Gather every line that includes the word "taking", please.

* **INFORMATION SHOWN**:
============

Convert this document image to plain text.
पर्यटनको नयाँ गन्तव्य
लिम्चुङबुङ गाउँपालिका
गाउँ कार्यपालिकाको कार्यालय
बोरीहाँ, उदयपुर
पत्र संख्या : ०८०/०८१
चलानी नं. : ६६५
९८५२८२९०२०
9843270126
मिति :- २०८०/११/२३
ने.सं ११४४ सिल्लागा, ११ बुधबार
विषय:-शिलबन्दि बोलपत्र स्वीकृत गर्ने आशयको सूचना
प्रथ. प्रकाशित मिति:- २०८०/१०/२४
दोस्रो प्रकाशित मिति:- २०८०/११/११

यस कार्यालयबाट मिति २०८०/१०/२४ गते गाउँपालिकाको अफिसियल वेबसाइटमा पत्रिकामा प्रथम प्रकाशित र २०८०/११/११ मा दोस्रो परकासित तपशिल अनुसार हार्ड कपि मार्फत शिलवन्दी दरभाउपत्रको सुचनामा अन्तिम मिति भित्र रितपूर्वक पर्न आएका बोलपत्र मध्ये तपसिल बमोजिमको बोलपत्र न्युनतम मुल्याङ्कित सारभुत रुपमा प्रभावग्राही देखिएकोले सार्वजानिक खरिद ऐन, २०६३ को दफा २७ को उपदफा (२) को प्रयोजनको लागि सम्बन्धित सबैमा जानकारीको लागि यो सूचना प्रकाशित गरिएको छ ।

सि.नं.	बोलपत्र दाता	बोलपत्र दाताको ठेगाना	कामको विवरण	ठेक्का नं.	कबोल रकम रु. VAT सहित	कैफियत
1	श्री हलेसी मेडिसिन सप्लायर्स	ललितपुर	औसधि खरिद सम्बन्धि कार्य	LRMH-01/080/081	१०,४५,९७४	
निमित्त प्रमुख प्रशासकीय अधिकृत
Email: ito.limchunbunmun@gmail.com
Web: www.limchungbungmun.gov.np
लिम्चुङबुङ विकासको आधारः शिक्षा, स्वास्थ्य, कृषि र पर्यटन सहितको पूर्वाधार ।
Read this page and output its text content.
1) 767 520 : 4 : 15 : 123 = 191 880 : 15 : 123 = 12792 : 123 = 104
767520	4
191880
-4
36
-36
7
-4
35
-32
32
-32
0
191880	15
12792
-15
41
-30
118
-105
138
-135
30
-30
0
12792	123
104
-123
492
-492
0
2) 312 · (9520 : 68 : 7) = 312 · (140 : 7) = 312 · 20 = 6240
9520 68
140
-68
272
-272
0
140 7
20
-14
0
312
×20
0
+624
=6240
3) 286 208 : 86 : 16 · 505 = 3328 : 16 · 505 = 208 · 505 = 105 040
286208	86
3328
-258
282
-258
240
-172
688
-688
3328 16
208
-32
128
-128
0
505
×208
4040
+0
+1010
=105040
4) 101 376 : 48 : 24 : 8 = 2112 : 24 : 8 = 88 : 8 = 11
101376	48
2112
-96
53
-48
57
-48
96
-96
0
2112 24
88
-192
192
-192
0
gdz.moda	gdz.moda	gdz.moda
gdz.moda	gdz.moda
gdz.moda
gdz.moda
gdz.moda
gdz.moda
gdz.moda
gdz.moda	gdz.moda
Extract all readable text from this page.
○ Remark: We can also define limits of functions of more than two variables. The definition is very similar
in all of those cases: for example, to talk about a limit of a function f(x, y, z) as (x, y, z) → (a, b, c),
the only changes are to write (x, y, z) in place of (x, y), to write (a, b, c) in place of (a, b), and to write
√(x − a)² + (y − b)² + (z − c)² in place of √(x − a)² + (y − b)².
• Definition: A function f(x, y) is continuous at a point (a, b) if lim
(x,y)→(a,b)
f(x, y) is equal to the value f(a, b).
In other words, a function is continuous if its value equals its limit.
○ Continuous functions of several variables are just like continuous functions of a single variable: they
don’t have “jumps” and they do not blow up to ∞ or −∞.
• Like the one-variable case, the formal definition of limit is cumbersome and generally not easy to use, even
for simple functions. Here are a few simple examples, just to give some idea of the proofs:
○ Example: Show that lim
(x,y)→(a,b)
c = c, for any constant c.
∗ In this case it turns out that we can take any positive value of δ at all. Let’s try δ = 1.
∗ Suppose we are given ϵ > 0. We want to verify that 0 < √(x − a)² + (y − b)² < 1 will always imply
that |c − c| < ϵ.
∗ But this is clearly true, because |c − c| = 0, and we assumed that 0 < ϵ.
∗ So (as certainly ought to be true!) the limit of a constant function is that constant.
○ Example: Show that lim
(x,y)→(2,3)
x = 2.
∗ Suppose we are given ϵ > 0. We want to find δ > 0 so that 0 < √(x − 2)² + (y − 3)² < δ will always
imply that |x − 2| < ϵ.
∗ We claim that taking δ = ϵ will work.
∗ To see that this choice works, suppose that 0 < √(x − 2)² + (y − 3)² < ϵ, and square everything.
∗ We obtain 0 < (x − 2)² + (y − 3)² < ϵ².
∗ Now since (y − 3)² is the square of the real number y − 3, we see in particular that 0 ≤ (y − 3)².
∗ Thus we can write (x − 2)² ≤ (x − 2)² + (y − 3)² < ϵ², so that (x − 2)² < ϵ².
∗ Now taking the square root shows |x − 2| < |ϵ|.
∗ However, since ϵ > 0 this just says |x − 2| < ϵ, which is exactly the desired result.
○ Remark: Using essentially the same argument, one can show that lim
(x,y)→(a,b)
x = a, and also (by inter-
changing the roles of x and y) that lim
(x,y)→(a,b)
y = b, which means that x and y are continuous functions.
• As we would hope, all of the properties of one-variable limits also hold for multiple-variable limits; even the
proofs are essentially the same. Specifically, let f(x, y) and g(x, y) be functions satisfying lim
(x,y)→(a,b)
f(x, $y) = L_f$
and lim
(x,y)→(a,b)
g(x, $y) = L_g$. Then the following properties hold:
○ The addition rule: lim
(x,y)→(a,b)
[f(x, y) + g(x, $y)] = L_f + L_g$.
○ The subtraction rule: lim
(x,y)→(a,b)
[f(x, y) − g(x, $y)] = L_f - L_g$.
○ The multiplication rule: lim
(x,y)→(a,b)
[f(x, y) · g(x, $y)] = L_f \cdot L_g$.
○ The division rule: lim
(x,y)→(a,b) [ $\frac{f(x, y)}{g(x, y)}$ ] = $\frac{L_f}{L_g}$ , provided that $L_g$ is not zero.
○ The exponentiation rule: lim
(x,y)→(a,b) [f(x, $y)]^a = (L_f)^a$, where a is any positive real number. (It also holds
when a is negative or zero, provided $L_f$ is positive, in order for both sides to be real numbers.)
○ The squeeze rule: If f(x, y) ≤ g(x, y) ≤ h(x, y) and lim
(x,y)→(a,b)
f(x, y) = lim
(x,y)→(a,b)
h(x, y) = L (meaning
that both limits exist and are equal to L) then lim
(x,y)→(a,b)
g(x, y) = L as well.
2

============

* **RESPONSE**:
∗ We claim that taking δ = ϵ will work.
∗ Now taking the square root shows |x − 2| < |ϵ|.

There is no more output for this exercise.